◆ PROBLEM DETAILS:
Return all of the entries exactly, with nothing added or left out.

◆ EXERCISE DATA:
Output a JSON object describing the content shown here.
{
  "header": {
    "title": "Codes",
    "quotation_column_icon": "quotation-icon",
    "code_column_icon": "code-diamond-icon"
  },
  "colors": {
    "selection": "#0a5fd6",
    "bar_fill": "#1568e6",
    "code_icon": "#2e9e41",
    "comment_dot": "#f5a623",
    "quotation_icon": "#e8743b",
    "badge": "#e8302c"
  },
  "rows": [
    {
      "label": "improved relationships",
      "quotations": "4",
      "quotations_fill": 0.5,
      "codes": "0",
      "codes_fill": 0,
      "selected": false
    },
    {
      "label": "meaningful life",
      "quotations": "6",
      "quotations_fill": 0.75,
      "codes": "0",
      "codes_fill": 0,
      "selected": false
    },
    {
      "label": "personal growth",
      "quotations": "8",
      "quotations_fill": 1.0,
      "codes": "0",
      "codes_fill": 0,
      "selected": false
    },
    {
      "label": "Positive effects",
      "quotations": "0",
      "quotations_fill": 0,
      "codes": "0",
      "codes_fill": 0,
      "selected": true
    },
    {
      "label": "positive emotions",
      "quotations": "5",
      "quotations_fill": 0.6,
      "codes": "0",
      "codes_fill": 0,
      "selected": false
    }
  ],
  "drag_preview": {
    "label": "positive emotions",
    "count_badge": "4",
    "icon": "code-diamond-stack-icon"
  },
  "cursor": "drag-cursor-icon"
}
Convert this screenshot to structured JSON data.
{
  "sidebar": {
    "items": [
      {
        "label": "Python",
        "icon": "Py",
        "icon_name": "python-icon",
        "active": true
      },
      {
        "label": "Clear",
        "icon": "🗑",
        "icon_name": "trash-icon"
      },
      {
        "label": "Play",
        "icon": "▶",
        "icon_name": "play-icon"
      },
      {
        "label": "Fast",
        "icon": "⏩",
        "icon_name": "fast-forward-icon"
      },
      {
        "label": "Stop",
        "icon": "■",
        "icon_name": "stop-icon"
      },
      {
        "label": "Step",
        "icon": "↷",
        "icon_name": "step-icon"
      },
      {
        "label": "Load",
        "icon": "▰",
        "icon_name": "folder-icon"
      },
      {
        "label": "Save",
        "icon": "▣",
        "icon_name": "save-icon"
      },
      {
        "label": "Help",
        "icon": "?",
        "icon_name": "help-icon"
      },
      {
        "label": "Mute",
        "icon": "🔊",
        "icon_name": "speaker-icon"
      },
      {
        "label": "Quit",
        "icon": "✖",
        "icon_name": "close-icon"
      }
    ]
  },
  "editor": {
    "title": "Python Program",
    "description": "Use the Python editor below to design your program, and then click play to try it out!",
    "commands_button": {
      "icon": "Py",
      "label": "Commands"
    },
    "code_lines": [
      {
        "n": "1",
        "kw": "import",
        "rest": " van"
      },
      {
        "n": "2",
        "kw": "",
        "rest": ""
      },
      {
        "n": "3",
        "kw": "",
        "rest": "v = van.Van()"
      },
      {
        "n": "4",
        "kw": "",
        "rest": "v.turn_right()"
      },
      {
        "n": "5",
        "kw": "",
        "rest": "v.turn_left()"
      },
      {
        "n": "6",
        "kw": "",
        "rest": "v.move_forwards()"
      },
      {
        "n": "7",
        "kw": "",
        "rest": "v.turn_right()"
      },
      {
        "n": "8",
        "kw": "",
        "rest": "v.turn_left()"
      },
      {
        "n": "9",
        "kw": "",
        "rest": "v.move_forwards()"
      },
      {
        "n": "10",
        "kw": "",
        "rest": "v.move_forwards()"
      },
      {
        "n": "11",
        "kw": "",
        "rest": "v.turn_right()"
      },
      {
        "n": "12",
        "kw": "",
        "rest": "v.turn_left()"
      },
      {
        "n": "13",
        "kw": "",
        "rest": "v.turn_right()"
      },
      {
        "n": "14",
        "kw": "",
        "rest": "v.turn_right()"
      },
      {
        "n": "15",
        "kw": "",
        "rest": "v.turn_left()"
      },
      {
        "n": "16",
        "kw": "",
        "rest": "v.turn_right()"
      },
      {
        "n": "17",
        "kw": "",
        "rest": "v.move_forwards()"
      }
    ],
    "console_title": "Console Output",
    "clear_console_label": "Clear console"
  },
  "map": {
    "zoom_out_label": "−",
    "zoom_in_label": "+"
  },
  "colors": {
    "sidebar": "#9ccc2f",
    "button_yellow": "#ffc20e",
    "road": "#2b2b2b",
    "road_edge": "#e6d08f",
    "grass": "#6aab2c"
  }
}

◆ SOLUTION TO THE EXERCISE:
Output a JSON object describing the content shown here.
{
  "header": {
    "title": "Codes",
    "quotation_column_icon": "quotation-icon",
    "code_column_icon": "code-diamond-icon"
  },
  "colors": {
    "selection": "#0a5fd6",
    "bar_fill": "#1568e6",
    "code_icon": "#2e9e41",
    "comment_dot": "#f5a623",
    "quotation_icon": "#e8743b",
    "badge": "#e8302c"
  },
  "rows": [
    {
      "label": "improved relationships",
      "quotations": "4",
      "quotations_fill": 0.5,
      "codes": "0",
      "codes_fill": 0,
      "selected": false
    },
    {
      "label": "meaningful life",
      "quotations": "6",
      "quotations_fill": 0.75,
      "codes": "0",
      "codes_fill": 0,
      "selected": false
    },
    {
      "label": "personal growth",
      "quotations": "8",
      "quotations_fill": 1.0,
      "codes": "0",
      "codes_fill": 0,
      "selected": false
    },
    {
      "label": "Positive effects",
      "quotations": "0",
      "quotations_fill": 0,
      "codes": "0",
      "codes_fill": 0,
      "selected": true
    },
    {
      "label": "positive emotions",
      "quotations": "5",
      "quotations_fill": 0.6,
      "codes": "0",
      "codes_fill": 0,
      "selected": false
    }
  ],
  "drag_preview": {
    "label": "positive emotions",
    "count_badge": "4",
    "icon": "code-diamond-stack-icon"
  },
  "cursor": "drag-cursor-icon"
}
Convert this screenshot to structured JSON data.
{
  "sidebar": {
    "items": [
      {
        "label": "Python",
        "icon": "Py",
        "icon_name": "python-icon",
        "active": true
      },
      {
        "label": "Clear",
        "icon": "🗑",
        "icon_name": "trash-icon"
      },
      {
        "label": "Play",
        "icon": "▶",
        "icon_name": "play-icon"
      },
      {
        "label": "Fast",
        "icon": "⏩",
        "icon_name": "fast-forward-icon"
      },
      {
        "label": "Stop",
        "icon": "■",
        "icon_name": "stop-icon"
      },
      {
        "label": "Step",
        "icon": "↷",
        "icon_name": "step-icon"
      },
      {
        "label": "Load",
        "icon": "▰",
        "icon_name": "folder-icon"
      },
      {
        "label": "Save",
        "icon": "▣",
        "icon_name": "save-icon"
      },
      {
        "label": "Help",
        "icon": "?",
        "icon_name": "help-icon"
      },
      {
        "label": "Mute",
        "icon": "🔊",
        "icon_name": "speaker-icon"
      },
      {
        "label": "Quit",
        "icon": "✖",
        "icon_name": "close-icon"
      }
    ]
  },
  "editor": {
    "title": "Python Program",
    "description": "Use the Python editor below to design your program, and then click play to try it out!",
    "commands_button": {
      "icon": "Py",
      "label": "Commands"
    },
    "code_lines": [
      {
        "n": "1",
        "kw": "import",
        "rest": " van"
      },
      {
        "n": "2",
        "kw": "",
        "rest": ""
      },
      {
        "n": "3",
        "kw": "",
        "rest": "v = van.Van()"
      },
      {
        "n": "4",
        "kw": "",
        "rest": "v.turn_right()"
      },
      {
        "n": "5",
        "kw": "",
        "rest": "v.turn_left()"
      },
      {
        "n": "6",
        "kw": "",
        "rest": "v.move_forwards()"
      },
      {
        "n": "7",
        "kw": "",
        "rest": "v.turn_right()"
      },
      {
        "n": "8",
        "kw": "",
        "rest": "v.turn_left()"
      },
      {
        "n": "9",
        "kw": "",
        "rest": "v.move_forwards()"
      },
      {
        "n": "10",
        "kw": "",
        "rest": "v.move_forwards()"
      },
      {
        "n": "11",
        "kw": "",
        "rest": "v.turn_right()"
      },
      {
        "n": "12",
        "kw": "",
        "rest": "v.turn_left()"
      },
      {
        "n": "13",
        "kw": "",
        "rest": "v.turn_right()"
      },
      {
        "n": "14",
        "kw": "",
        "rest": "v.turn_right()"
      },
      {
        "n": "15",
        "kw": "",
        "rest": "v.turn_left()"
      },
      {
        "n": "16",
        "kw": "",
        "rest": "v.turn_right()"
      },
      {
        "n": "17",
        "kw": "",
        "rest": "v.move_forwards()"
      }
    ],
    "console_title": "Console Output",
    "clear_console_label": "Clear console"
  },
  "map": {
    "zoom_out_label": "−",
    "zoom_in_label": "+"
  },
  "colors": {
    "sidebar": "#9ccc2f",
    "button_yellow": "#ffc20e",
    "road": "#2b2b2b",
    "road_edge": "#e6d08f",
    "grass": "#6aab2c"
  }
}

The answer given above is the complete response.